# THE TASK
Extract every entry word for word.

Data entries:
----------------------------------------
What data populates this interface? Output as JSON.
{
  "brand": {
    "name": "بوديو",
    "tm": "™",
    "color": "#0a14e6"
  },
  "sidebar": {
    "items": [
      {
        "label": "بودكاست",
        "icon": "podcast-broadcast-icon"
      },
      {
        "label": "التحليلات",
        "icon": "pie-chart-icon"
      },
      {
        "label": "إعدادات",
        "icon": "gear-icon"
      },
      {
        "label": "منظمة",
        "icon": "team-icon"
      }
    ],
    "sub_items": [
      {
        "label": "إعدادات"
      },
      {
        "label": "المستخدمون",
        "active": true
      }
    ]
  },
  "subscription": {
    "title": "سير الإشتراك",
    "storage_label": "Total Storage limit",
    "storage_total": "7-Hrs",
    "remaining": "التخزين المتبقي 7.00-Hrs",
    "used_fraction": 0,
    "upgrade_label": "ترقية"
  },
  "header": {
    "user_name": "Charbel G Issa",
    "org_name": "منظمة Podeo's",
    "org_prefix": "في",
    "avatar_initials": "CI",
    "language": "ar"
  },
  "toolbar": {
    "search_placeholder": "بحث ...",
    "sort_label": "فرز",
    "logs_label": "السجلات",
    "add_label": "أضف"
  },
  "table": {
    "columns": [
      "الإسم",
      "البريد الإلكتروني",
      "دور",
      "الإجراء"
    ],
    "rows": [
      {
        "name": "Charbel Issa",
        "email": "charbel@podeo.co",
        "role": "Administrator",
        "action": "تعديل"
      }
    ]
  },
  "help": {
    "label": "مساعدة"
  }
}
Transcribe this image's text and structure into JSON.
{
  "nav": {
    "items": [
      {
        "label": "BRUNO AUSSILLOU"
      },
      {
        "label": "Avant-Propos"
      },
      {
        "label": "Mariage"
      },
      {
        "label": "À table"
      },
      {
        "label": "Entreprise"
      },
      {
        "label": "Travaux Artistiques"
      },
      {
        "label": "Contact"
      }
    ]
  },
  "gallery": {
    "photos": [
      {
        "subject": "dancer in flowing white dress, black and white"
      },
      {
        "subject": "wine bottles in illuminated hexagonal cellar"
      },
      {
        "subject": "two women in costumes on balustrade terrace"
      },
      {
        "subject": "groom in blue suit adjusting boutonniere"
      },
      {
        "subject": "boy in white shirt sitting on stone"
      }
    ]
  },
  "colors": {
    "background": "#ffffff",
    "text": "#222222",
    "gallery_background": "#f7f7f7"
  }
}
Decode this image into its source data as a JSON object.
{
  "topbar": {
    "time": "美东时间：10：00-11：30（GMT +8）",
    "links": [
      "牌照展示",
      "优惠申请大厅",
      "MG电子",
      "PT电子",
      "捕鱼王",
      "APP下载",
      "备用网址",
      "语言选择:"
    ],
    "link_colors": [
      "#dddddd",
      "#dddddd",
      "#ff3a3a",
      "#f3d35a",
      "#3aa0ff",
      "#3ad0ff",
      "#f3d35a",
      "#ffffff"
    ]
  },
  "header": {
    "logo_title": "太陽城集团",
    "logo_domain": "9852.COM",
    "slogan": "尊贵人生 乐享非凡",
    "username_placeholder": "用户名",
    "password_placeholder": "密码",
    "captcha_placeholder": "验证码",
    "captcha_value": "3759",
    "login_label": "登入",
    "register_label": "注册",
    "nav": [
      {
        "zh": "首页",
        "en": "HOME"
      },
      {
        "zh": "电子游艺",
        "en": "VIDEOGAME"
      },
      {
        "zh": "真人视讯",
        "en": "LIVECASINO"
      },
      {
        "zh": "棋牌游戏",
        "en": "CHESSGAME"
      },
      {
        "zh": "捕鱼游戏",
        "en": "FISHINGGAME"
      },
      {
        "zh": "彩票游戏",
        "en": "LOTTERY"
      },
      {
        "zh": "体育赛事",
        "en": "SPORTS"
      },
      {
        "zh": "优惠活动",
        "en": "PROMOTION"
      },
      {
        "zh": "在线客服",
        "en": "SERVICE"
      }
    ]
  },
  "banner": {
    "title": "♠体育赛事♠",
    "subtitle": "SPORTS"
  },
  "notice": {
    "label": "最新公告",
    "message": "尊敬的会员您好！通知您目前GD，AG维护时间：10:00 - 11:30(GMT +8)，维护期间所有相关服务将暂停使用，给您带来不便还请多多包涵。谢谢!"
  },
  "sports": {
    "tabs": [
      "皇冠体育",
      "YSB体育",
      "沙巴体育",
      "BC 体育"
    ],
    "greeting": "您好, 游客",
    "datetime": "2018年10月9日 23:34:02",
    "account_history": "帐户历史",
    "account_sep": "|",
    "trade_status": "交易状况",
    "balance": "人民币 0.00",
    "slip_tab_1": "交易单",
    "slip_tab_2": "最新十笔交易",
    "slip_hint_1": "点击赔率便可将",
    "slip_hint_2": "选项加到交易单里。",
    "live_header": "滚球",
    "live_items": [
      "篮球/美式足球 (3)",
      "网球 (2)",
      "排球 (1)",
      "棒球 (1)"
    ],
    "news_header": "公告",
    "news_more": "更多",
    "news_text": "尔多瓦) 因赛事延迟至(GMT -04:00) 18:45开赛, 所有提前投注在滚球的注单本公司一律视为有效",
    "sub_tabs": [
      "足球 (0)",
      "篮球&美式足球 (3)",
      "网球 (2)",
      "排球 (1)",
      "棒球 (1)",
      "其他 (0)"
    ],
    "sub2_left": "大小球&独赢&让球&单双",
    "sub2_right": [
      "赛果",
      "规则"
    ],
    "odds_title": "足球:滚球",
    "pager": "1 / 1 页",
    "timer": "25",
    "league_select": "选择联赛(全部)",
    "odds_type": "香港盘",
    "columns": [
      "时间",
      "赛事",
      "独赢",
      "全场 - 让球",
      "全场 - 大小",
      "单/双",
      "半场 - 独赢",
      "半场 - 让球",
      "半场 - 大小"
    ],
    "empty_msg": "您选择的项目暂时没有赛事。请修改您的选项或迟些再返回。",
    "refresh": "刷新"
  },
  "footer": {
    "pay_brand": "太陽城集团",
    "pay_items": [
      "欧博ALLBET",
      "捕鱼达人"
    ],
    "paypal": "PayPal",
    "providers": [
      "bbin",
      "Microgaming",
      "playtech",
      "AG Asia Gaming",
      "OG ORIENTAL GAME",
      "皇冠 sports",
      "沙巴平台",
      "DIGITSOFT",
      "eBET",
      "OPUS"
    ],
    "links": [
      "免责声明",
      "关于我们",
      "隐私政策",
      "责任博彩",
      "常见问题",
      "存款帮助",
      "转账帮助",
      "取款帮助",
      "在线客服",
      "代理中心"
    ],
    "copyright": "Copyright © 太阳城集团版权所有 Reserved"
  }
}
----------------------------------------
# WRITTEN SOLUTION
What data populates this interface? Output as JSON.
{
  "brand": {
    "name": "بوديو",
    "tm": "™",
    "color": "#0a14e6"
  },
  "sidebar": {
    "items": [
      {
        "label": "بودكاست",
        "icon": "podcast-broadcast-icon"
      },
      {
        "label": "التحليلات",
        "icon": "pie-chart-icon"
      },
      {
        "label": "إعدادات",
        "icon": "gear-icon"
      },
      {
        "label": "منظمة",
        "icon": "team-icon"
      }
    ],
    "sub_items": [
      {
        "label": "إعدادات"
      },
      {
        "label": "المستخدمون",
        "active": true
      }
    ]
  },
  "subscription": {
    "title": "سير الإشتراك",
    "storage_label": "Total Storage limit",
    "storage_total": "7-Hrs",
    "remaining": "التخزين المتبقي 7.00-Hrs",
    "used_fraction": 0,
    "upgrade_label": "ترقية"
  },
  "header": {
    "user_name": "Charbel G Issa",
    "org_name": "منظمة Podeo's",
    "org_prefix": "في",
    "avatar_initials": "CI",
    "language": "ar"
  },
  "toolbar": {
    "search_placeholder": "بحث ...",
    "sort_label": "فرز",
    "logs_label": "السجلات",
    "add_label": "أضف"
  },
  "table": {
    "columns": [
      "الإسم",
      "البريد الإلكتروني",
      "دور",
      "الإجراء"
    ],
    "rows": [
      {
        "name": "Charbel Issa",
        "email": "charbel@podeo.co",
        "role": "Administrator",
        "action": "تعديل"
      }
    ]
  },
  "help": {
    "label": "مساعدة"
  }
}
Transcribe this image's text and structure into JSON.
{
  "nav": {
    "items": [
      {
        "label": "BRUNO AUSSILLOU"
      },
      {
        "label": "Avant-Propos"
      },
      {
        "label": "Mariage"
      },
      {
        "label": "À table"
      },
      {
        "label": "Entreprise"
      },
      {
        "label": "Travaux Artistiques"
      },
      {
        "label": "Contact"
      }
    ]
  },
  "gallery": {
    "photos": [
      {
        "subject": "dancer in flowing white dress, black and white"
      },
      {
        "subject": "wine bottles in illuminated hexagonal cellar"
      },
      {
        "subject": "two women in costumes on balustrade terrace"
      },
      {
        "subject": "groom in blue suit adjusting boutonniere"
      },
      {
        "subject": "boy in white shirt sitting on stone"
      }
    ]
  },
  "colors": {
    "background": "#ffffff",
    "text": "#222222",
    "gallery_background": "#f7f7f7"
  }
}
Decode this image into its source data as a JSON object.
{
  "topbar": {
    "time": "美东时间：10：00-11：30（GMT +8）",
    "links": [
      "牌照展示",
      "优惠申请大厅",
      "MG电子",
      "PT电子",
      "捕鱼王",
      "APP下载",
      "备用网址",
      "语言选择:"
    ],
    "link_colors": [
      "#dddddd",
      "#dddddd",
      "#ff3a3a",
      "#f3d35a",
      "#3aa0ff",
      "#3ad0ff",
      "#f3d35a",
      "#ffffff"
    ]
  },
  "header": {
    "logo_title": "太陽城集团",
    "logo_domain": "9852.COM",
    "slogan": "尊贵人生 乐享非凡",
    "username_placeholder": "用户名",
    "password_placeholder": "密码",
    "captcha_placeholder": "验证码",
    "captcha_value": "3759",
    "login_label": "登入",
    "register_label": "注册",
    "nav": [
      {
        "zh": "首页",
        "en": "HOME"
      },
      {
        "zh": "电子游艺",
        "en": "VIDEOGAME"
      },
      {
        "zh": "真人视讯",
        "en": "LIVECASINO"
      },
      {
        "zh": "棋牌游戏",
        "en": "CHESSGAME"
      },
      {
        "zh": "捕鱼游戏",
        "en": "FISHINGGAME"
      },
      {
        "zh": "彩票游戏",
        "en": "LOTTERY"
      },
      {
        "zh": "体育赛事",
        "en": "SPORTS"
      },
      {
        "zh": "优惠活动",
        "en": "PROMOTION"
      },
      {
        "zh": "在线客服",
        "en": "SERVICE"
      }
    ]
  },
  "banner": {
    "title": "♠体育赛事♠",
    "subtitle": "SPORTS"
  },
  "notice": {
    "label": "最新公告",
    "message": "尊敬的会员您好！通知您目前GD，AG维护时间：10:00 - 11:30(GMT +8)，维护期间所有相关服务将暂停使用，给您带来不便还请多多包涵。谢谢!"
  },
  "sports": {
    "tabs": [
      "皇冠体育",
      "YSB体育",
      "沙巴体育",
      "BC 体育"
    ],
    "greeting": "您好, 游客",
    "datetime": "2018年10月9日 23:34:02",
    "account_history": "帐户历史",
    "account_sep": "|",
    "trade_status": "交易状况",
    "balance": "人民币 0.00",
    "slip_tab_1": "交易单",
    "slip_tab_2": "最新十笔交易",
    "slip_hint_1": "点击赔率便可将",
    "slip_hint_2": "选项加到交易单里。",
    "live_header": "滚球",
    "live_items": [
      "篮球/美式足球 (3)",
      "网球 (2)",
      "排球 (1)",
      "棒球 (1)"
    ],
    "news_header": "公告",
    "news_more": "更多",
    "news_text": "尔多瓦) 因赛事延迟至(GMT -04:00) 18:45开赛, 所有提前投注在滚球的注单本公司一律视为有效",
    "sub_tabs": [
      "足球 (0)",
      "篮球&美式足球 (3)",
      "网球 (2)",
      "排球 (1)",
      "棒球 (1)",
      "其他 (0)"
    ],
    "sub2_left": "大小球&独赢&让球&单双",
    "sub2_right": [
      "赛果",
      "规则"
    ],
    "odds_title": "足球:滚球",
    "pager": "1 / 1 页",
    "timer": "25",
    "league_select": "选择联赛(全部)",
    "odds_type": "香港盘",
    "columns": [
      "时间",
      "赛事",
      "独赢",
      "全场 - 让球",
      "全场 - 大小",
      "单/双",
      "半场 - 独赢",
      "半场 - 让球",
      "半场 - 大小"
    ],
    "empty_msg": "您选择的项目暂时没有赛事。请修改您的选项或迟些再返回。",
    "refresh": "刷新"
  },
  "footer": {
    "pay_brand": "太陽城集团",
    "pay_items": [
      "欧博ALLBET",
      "捕鱼达人"
    ],
    "paypal": "PayPal",
    "providers": [
      "bbin",
      "Microgaming",
      "playtech",
      "AG Asia Gaming",
      "OG ORIENTAL GAME",
      "皇冠 sports",
      "沙巴平台",
      "DIGITSOFT",
      "eBET",
      "OPUS"
    ],
    "links": [
      "免责声明",
      "关于我们",
      "隐私政策",
      "责任博彩",
      "常见问题",
      "存款帮助",
      "转账帮助",
      "取款帮助",
      "在线客服",
      "代理中心"
    ],
    "copyright": "Copyright © 太阳城集团版权所有 Reserved"
  }
}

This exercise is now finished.